* INSTRUCTIONS FOR THE TASK: Reproduce each line that includes the word "PUPR".
::::::
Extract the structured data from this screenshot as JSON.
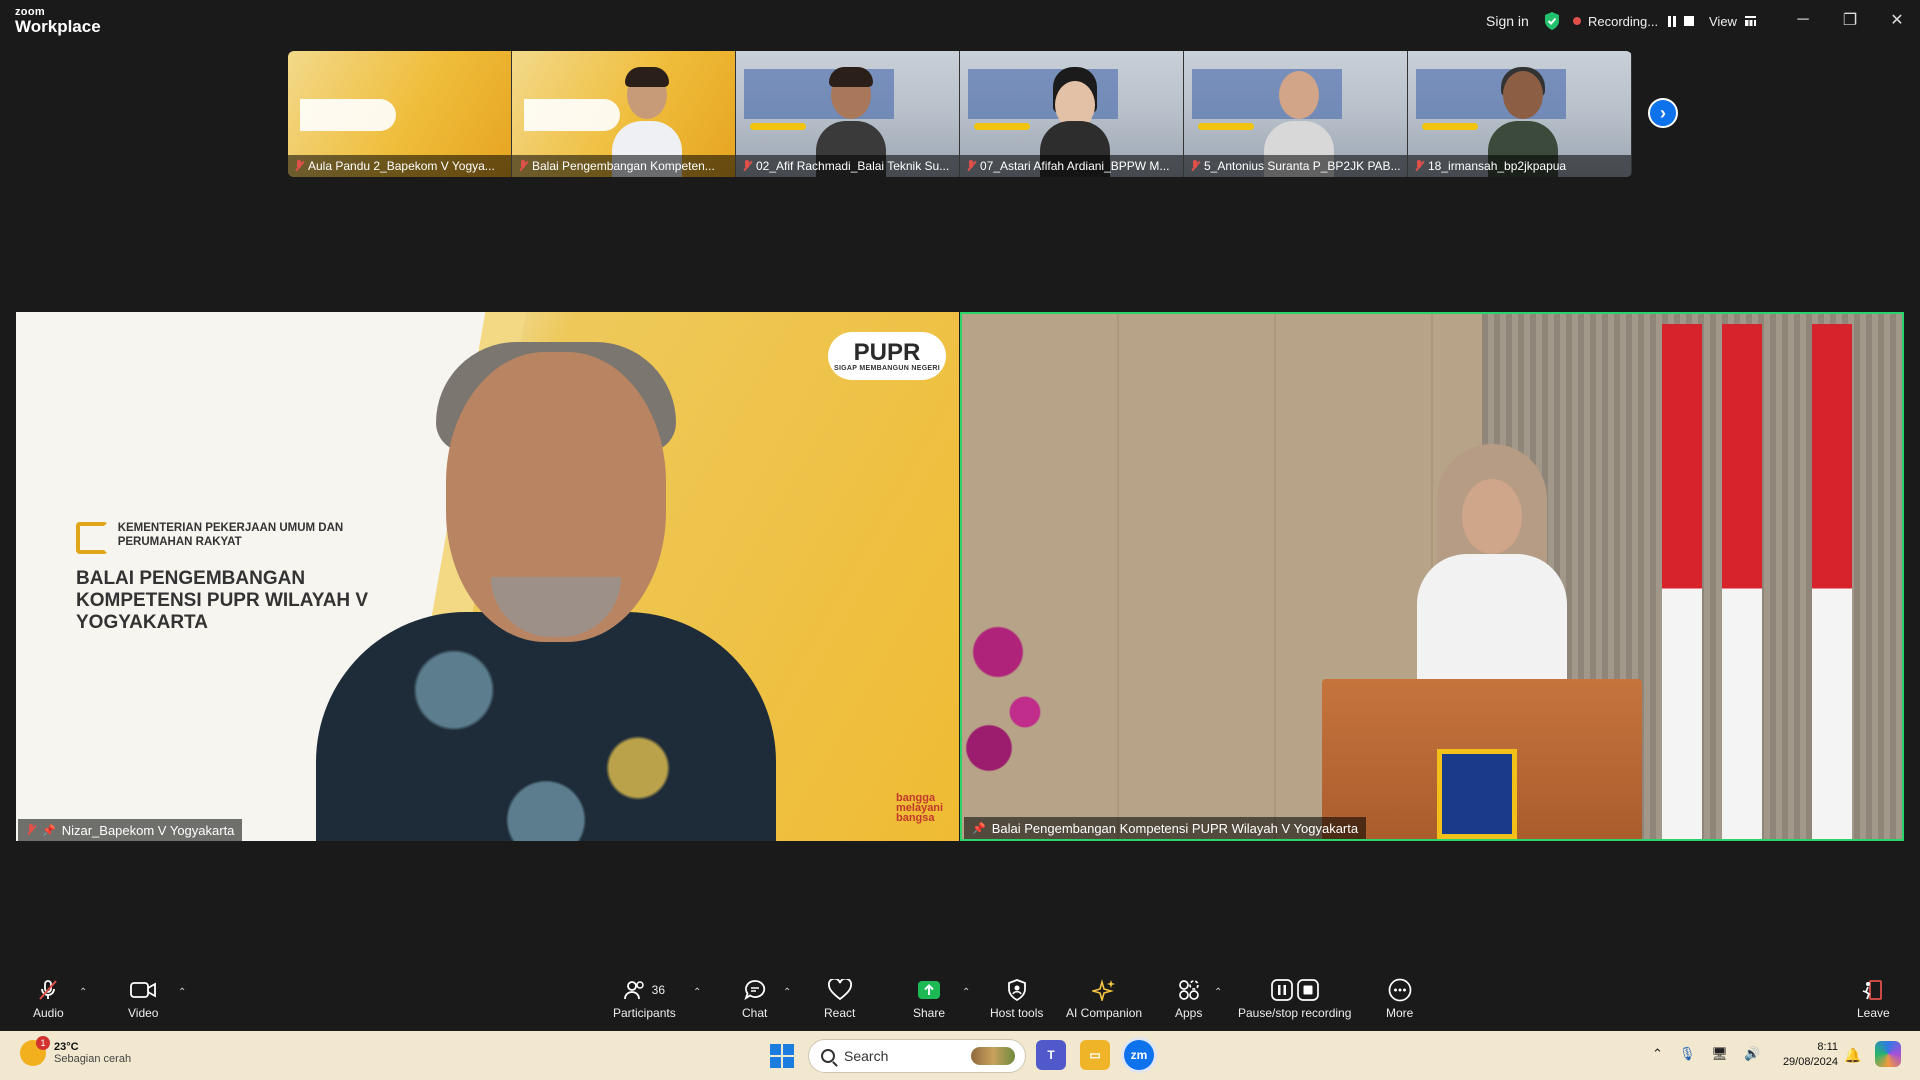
{
  "window": {
    "logo_top": "zoom",
    "logo_bottom": "Workplace",
    "sign_in": "Sign in",
    "recording": "Recording...",
    "view": "View",
    "controls": {
      "minimize": "─",
      "restore": "❐",
      "close": "✕"
    }
  },
  "gallery": {
    "thumbnails": [
      {
        "name": "Aula Pandu 2_Bapekom V Yogya...",
        "muted": true,
        "style": "slide-yellow"
      },
      {
        "name": "Balai Pengembangan Kompeten...",
        "muted": true,
        "style": "slide-yellow-person"
      },
      {
        "name": "02_Afif Rachmadi_Balai Teknik Su...",
        "muted": true,
        "style": "slide-gray-person"
      },
      {
        "name": "07_Astari Afifah Ardiani_BPPW M...",
        "muted": true,
        "style": "slide-gray-person"
      },
      {
        "name": "5_Antonius Suranta P_BP2JK PAB...",
        "muted": true,
        "style": "slide-gray-person"
      },
      {
        "name": "18_irmansah_bp2jkpapua",
        "muted": true,
        "style": "slide-gray-person"
      }
    ],
    "next_label": "›"
  },
  "main": {
    "left_tile": {
      "name": "Nizar_Bapekom V Yogyakarta",
      "muted": true,
      "pinned": true,
      "background": {
        "org_small": "KEMENTERIAN PEKERJAAN UMUM DAN PERUMAHAN RAKYAT",
        "org_big": "BALAI PENGEMBANGAN KOMPETENSI PUPR WILAYAH V YOGYAKARTA",
        "brand": "PUPR",
        "brand_tagline": "SIGAP MEMBANGUN NEGERI",
        "corner_text": "bangga melayani bangsa"
      }
    },
    "right_tile": {
      "name": "Balai Pengembangan Kompetensi PUPR Wilayah V Yogyakarta",
      "pinned": true,
      "active_speaker": true
    }
  },
  "toolbar": {
    "audio": "Audio",
    "video": "Video",
    "participants": "Participants",
    "participants_count": "36",
    "chat": "Chat",
    "react": "React",
    "share": "Share",
    "host_tools": "Host tools",
    "ai_companion": "AI Companion",
    "apps": "Apps",
    "pause_stop": "Pause/stop recording",
    "more": "More",
    "leave": "Leave"
  },
  "taskbar": {
    "weather_temp": "23°C",
    "weather_desc": "Sebagian cerah",
    "weather_badge": "1",
    "search_placeholder": "Search",
    "time": "8:11",
    "date": "29/08/2024"
  },
  "colors": {
    "accent": "#0e72ed",
    "active_speaker_border": "#2bd46a",
    "share_green": "#1db954",
    "muted_red": "#e0504a"
  }
}
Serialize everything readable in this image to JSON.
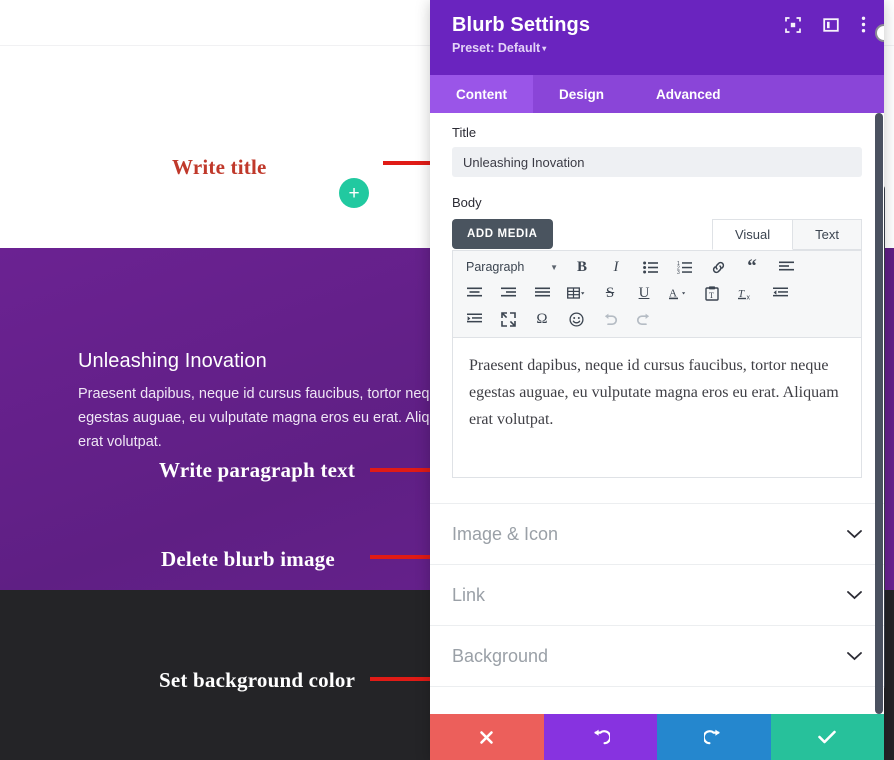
{
  "page_preview": {
    "annotations": [
      {
        "text": "Write title",
        "style": "red"
      },
      {
        "text": "Write paragraph text",
        "style": "white"
      },
      {
        "text": "Delete blurb image",
        "style": "white"
      },
      {
        "text": "Set background color",
        "style": "white"
      }
    ],
    "add_module_button": "+",
    "blurb": {
      "title": "Unleashing Inovation",
      "body": "Praesent dapibus, neque id cursus faucibus, tortor neque egestas auguae, eu vulputate magna eros eu erat. Aliquam erat volutpat."
    }
  },
  "panel": {
    "title": "Blurb Settings",
    "preset_label": "Preset: Default",
    "preset_caret": "▾",
    "header_icons": [
      {
        "name": "fullscreen-icon"
      },
      {
        "name": "panel-layout-icon"
      },
      {
        "name": "more-options-icon"
      }
    ],
    "tabs": [
      {
        "label": "Content",
        "active": true
      },
      {
        "label": "Design",
        "active": false
      },
      {
        "label": "Advanced",
        "active": false
      }
    ],
    "title_field": {
      "label": "Title",
      "value": "Unleashing Inovation",
      "placeholder": ""
    },
    "body_field": {
      "label": "Body",
      "add_media_label": "ADD MEDIA",
      "editor_tabs": [
        {
          "label": "Visual",
          "active": true
        },
        {
          "label": "Text",
          "active": false
        }
      ],
      "format_select": "Paragraph",
      "content": "Praesent dapibus, neque id cursus faucibus, tortor neque egestas auguae, eu vulputate magna eros eu erat. Aliquam erat volutpat.",
      "toolbar_rows": [
        [
          {
            "icon": "paragraph-format-select",
            "glyph": "Paragraph",
            "type": "select"
          },
          {
            "icon": "bold-icon",
            "glyph": "B"
          },
          {
            "icon": "italic-icon",
            "glyph": "I"
          },
          {
            "icon": "bulleted-list-icon",
            "glyph": "list"
          },
          {
            "icon": "numbered-list-icon",
            "glyph": "numlist"
          },
          {
            "icon": "link-icon",
            "glyph": "link"
          },
          {
            "icon": "blockquote-icon",
            "glyph": "quote"
          },
          {
            "icon": "align-left-icon",
            "glyph": "alignleft"
          }
        ],
        [
          {
            "icon": "align-center-icon",
            "glyph": "aligncenter"
          },
          {
            "icon": "align-right-icon",
            "glyph": "alignright"
          },
          {
            "icon": "align-justify-icon",
            "glyph": "alignjustify"
          },
          {
            "icon": "table-icon",
            "glyph": "table"
          },
          {
            "icon": "strikethrough-icon",
            "glyph": "S"
          },
          {
            "icon": "underline-icon",
            "glyph": "U"
          },
          {
            "icon": "text-color-icon",
            "glyph": "A"
          },
          {
            "icon": "paste-as-text-icon",
            "glyph": "paste"
          },
          {
            "icon": "clear-formatting-icon",
            "glyph": "Tx"
          },
          {
            "icon": "outdent-icon",
            "glyph": "outdent"
          }
        ],
        [
          {
            "icon": "indent-icon",
            "glyph": "indent"
          },
          {
            "icon": "fullscreen-editor-icon",
            "glyph": "expand"
          },
          {
            "icon": "special-character-icon",
            "glyph": "Ω"
          },
          {
            "icon": "emoji-icon",
            "glyph": "☺"
          },
          {
            "icon": "undo-icon",
            "glyph": "↩",
            "disabled": true
          },
          {
            "icon": "redo-icon",
            "glyph": "↪",
            "disabled": true
          }
        ]
      ]
    },
    "sections": [
      {
        "label": "Image & Icon",
        "chevron": "⌄"
      },
      {
        "label": "Link",
        "chevron": "⌄"
      },
      {
        "label": "Background",
        "chevron": "⌄"
      }
    ],
    "footer_buttons": [
      {
        "name": "cancel-button",
        "glyph": "✖",
        "color": "#ec5f5b"
      },
      {
        "name": "undo-button",
        "glyph": "↺",
        "color": "#8733e0"
      },
      {
        "name": "redo-button",
        "glyph": "↻",
        "color": "#2587ce"
      },
      {
        "name": "save-button",
        "glyph": "✔",
        "color": "#27c19b"
      }
    ]
  },
  "colors": {
    "panel_header": "#6a24bf",
    "panel_tabs": "#8a45d8",
    "panel_tab_active": "#9a55e8",
    "section_purple": "#66218c",
    "section_dark": "#242427",
    "annotation_red": "#c0392b",
    "arrow_red": "#e01b16",
    "add_button_green": "#21c9a0"
  }
}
::::::
* WRITTEN RESPONSE:
        "org_big": "BALAI PENGEMBANGAN KOMPETENSI PUPR WILAYAH V YOGYAKARTA",
        "brand": "PUPR",
      "name": "Balai Pengembangan Kompetensi PUPR Wilayah V Yogyakarta",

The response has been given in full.